▶ _Задания_:
1. Кто, согласно фрагменту об архаичном мышлении, обратил внимание на гипердетерминированность архаичной картины мира?
2. Перепишите часть фрагмента об архаичном мышлении, начиная со слов «Это как раз» и продолжая до слов «(Мосс 1996: 224–241).», заменив «порча» на «сглаз».

▶ _Избранный отрывок_:
▼▼▼
Это как раз составляет суть так называемого архаичного или мифологического мышления. На гипердетерминированность архаичной картины мира и полное неприятие идеи случайности обратил внимание еще К. Леви-Стросс: что бы ни случилось, чердак ли обрушился, бык ли поддел кого-то рогом, болезнь ли свалила с ног – о случайном совпадении обстоятельств в мифологическом мышлении не может быть и речи. Всему надо найти причину, в качестве таковой обычно выступают порча или нарушение важного табу (Леви-Стросс 1994: 120–126). И неважно, когда была ссора с потенциальным вредителем или когда было нарушено табу, между всем этим и последующими неприятностями архаичное мышление обязательно установит связь, даже если прошло восемь или десять лет (Мосс 1996: 224–241).
«Человек архаических эпох склонен изгонять из мира случайность. Последняя представляется ему результатом более таинственной, но и более мощной закономерности. Отсюда и вся обширная практика гаданий» (Лотман 1992 (а): 92).
Обращение к игре выступает как поиск иной логики построения мира, как поиск иных причинно-следственных связей. Эта иная логика лежит за пределами европейского рационализма. Игрок, как и человек архаичной культуры, исходит из идеи, что всё в мире – вещи, явления, события – связано между собой некими тонкими связями, остается понять только, как именно, чтобы воссоздать картину мира с учетом по-новому понимаемой детерминированности.
Сложные причинно-следственные построения и иррациональные интерпретации мира хорошо видны в подробно описанных Р. Кайуа сверхпопулярных играх, в которые самозабвенно играют миллионы людей: в «китайской шараде» (Rifa Chifa) на Кубе и в Jogo do Bicho («игре в зверей») в Бразилии. В них надо угадать и сделать ставку на рисунок и число, которые заранее выбираются и держатся в строжайшем секрете. Рисунки на карточках имеют сложное символическое значение, с различными уровнями толкования и посвящения в их сокровенный смысл; символы сочетаются между собой по таинственным законам, вроде того, что креветка является «товарищем» оленю, а паук «слугою» рыбы; эмблемы группируются в серии; и каждому изображению к тому же соответствует число. «Клоун, который красится в укромном месте» – это число 8; в то же время эта эмблема и это число обозначают покойника, который накрыт белой простыней; но и это объяснение «годится только для профанов. На самом деле речь идет о посвященном… во время тайной церемонии жрец рисует ему белым мелом ритуальные знаки на лице, ладонях, груди, руках и ногах» (Кайуа 2007: 163). Или «Шлюха поделить на бабочку равно черепахе» – здесь 12 делится на 2 и получаем 6. Соотношения знаков и символика чисел проецируются на весь ход игры и далее на все жизненные перспективы. Что стоит уметь воспользоваться такой подсказкой банкомета и связать с ней свою удачу: «Хочу сделать вам одолжение. Слон убивает свинью. Тигр предлагает ее на продажу. Жаба несет ее на рынок, а Олень забирает сверток». Но опытному игроку ясно, что ставить надо на 31 (Кайуа 2007: 162–163).
▲▲▲
▶ _Записи набора данных_:
▼▼▼
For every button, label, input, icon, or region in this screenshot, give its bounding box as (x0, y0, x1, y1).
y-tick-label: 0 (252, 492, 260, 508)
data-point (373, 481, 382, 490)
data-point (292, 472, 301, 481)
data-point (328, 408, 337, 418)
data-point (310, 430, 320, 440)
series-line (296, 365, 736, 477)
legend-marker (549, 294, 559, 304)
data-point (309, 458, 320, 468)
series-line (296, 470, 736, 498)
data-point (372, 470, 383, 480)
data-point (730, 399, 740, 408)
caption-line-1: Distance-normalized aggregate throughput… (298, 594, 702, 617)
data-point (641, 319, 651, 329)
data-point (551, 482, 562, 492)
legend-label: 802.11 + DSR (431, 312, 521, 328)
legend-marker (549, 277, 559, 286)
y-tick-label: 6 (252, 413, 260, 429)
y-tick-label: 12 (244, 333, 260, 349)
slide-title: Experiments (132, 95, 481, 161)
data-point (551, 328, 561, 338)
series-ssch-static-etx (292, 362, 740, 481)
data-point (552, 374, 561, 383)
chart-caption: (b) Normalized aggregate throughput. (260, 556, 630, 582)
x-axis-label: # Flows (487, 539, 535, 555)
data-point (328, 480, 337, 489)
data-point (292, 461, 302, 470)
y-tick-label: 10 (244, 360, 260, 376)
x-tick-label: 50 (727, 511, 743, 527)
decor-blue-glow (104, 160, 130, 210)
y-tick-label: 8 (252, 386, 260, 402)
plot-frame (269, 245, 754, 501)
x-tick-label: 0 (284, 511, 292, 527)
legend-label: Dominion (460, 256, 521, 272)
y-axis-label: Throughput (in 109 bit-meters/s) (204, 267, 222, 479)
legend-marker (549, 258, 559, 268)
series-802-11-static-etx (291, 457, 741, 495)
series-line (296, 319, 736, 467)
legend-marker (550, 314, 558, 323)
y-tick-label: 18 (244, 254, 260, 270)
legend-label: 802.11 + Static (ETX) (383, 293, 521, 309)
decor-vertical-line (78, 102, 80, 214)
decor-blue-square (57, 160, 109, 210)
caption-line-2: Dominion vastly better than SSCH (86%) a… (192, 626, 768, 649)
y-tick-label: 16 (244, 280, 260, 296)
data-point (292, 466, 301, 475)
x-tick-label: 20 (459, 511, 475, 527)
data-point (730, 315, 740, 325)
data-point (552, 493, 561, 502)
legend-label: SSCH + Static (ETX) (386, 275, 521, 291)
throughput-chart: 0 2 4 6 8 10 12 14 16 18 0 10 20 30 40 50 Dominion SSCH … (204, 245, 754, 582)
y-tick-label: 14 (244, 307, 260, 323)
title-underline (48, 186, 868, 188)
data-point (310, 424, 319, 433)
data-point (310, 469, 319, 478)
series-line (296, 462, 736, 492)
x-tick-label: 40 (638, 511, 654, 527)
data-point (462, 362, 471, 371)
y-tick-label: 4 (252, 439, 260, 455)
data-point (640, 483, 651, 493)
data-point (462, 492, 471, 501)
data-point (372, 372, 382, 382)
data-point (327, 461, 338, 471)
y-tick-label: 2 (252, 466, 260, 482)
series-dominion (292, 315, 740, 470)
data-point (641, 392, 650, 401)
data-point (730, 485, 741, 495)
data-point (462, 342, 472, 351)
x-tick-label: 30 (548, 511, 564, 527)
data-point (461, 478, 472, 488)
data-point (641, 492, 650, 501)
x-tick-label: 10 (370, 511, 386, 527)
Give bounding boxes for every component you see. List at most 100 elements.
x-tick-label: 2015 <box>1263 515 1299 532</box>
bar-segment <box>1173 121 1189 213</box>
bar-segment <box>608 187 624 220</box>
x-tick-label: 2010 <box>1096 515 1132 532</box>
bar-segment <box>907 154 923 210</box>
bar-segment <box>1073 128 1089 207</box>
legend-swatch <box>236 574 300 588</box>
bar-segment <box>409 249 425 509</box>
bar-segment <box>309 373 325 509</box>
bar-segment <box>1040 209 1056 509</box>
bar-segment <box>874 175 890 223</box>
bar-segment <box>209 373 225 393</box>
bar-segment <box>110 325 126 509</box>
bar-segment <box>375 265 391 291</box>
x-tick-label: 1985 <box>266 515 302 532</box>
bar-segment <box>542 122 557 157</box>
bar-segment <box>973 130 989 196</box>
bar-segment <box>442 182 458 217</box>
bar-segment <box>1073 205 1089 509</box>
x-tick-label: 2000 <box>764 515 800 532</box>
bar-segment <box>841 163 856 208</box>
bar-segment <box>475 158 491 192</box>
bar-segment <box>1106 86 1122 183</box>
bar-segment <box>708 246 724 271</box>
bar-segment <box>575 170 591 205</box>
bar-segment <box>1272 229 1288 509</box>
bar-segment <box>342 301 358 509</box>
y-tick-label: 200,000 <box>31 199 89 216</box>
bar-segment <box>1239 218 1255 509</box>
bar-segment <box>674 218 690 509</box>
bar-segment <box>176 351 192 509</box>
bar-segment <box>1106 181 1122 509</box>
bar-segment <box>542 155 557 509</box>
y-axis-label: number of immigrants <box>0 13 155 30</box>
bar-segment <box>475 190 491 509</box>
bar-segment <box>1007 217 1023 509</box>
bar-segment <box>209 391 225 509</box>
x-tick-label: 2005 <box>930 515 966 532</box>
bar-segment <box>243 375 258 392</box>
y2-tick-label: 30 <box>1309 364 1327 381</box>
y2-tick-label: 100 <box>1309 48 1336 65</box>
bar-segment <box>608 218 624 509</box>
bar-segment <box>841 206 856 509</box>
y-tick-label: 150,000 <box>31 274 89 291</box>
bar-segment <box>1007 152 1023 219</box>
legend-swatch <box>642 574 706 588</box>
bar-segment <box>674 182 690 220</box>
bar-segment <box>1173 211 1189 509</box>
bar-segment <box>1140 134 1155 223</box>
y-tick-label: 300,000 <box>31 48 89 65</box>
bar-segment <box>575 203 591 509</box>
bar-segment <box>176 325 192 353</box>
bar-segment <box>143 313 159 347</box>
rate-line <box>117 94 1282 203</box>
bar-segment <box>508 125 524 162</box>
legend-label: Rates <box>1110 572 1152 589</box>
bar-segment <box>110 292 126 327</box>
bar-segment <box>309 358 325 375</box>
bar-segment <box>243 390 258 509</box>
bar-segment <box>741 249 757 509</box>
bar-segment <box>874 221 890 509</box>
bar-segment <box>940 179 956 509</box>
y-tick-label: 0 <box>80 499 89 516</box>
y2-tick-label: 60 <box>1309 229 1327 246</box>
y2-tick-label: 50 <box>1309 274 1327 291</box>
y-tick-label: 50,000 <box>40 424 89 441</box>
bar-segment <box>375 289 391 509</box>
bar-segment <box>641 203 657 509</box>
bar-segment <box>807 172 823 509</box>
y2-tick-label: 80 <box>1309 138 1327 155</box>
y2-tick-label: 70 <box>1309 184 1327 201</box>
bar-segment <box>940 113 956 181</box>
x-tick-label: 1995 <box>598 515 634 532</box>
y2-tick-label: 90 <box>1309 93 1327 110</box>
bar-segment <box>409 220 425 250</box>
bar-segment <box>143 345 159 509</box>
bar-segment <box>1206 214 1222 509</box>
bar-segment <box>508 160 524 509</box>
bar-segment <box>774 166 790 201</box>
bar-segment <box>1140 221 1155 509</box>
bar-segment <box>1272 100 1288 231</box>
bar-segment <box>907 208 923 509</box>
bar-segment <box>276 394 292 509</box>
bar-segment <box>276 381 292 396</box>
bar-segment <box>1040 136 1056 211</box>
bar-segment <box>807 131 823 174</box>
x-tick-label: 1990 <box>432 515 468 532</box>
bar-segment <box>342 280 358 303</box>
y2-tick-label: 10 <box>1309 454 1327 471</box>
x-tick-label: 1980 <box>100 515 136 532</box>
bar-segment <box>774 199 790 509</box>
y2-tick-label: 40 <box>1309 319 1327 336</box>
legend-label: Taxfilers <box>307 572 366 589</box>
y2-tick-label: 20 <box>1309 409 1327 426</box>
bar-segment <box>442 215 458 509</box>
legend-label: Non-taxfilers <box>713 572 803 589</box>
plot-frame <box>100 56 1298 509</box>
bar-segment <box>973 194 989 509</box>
▲▲▲
▶ _Разобранные задачи_:
1. К. Леви-Стросс.

2.
Это как раз составляет суть так называемого архаичного или мифологического мышления. На гипердетерминированность архаичной картины мира и полное неприятие идеи случайности обратил внимание еще К. Леви-Стросс: что бы ни случилось, чердак ли обрушился, бык ли поддел кого-то рогом, болезнь ли свалила с ног – о случайном совпадении обстоятельств в мифологическом мышлении не может быть и речи. Всему надо найти причину, в качестве таковой обычно выступают сглаз или нарушение важного табу (Леви-Стросс 1994: 120–126). И неважно, когда была ссора с потенциальным вредителем или когда было нарушено табу, между всем этим и последующими неприятностями архаичное мышление обязательно установит связь, даже если прошло восемь или десять лет (Мосс 1996: 224–241).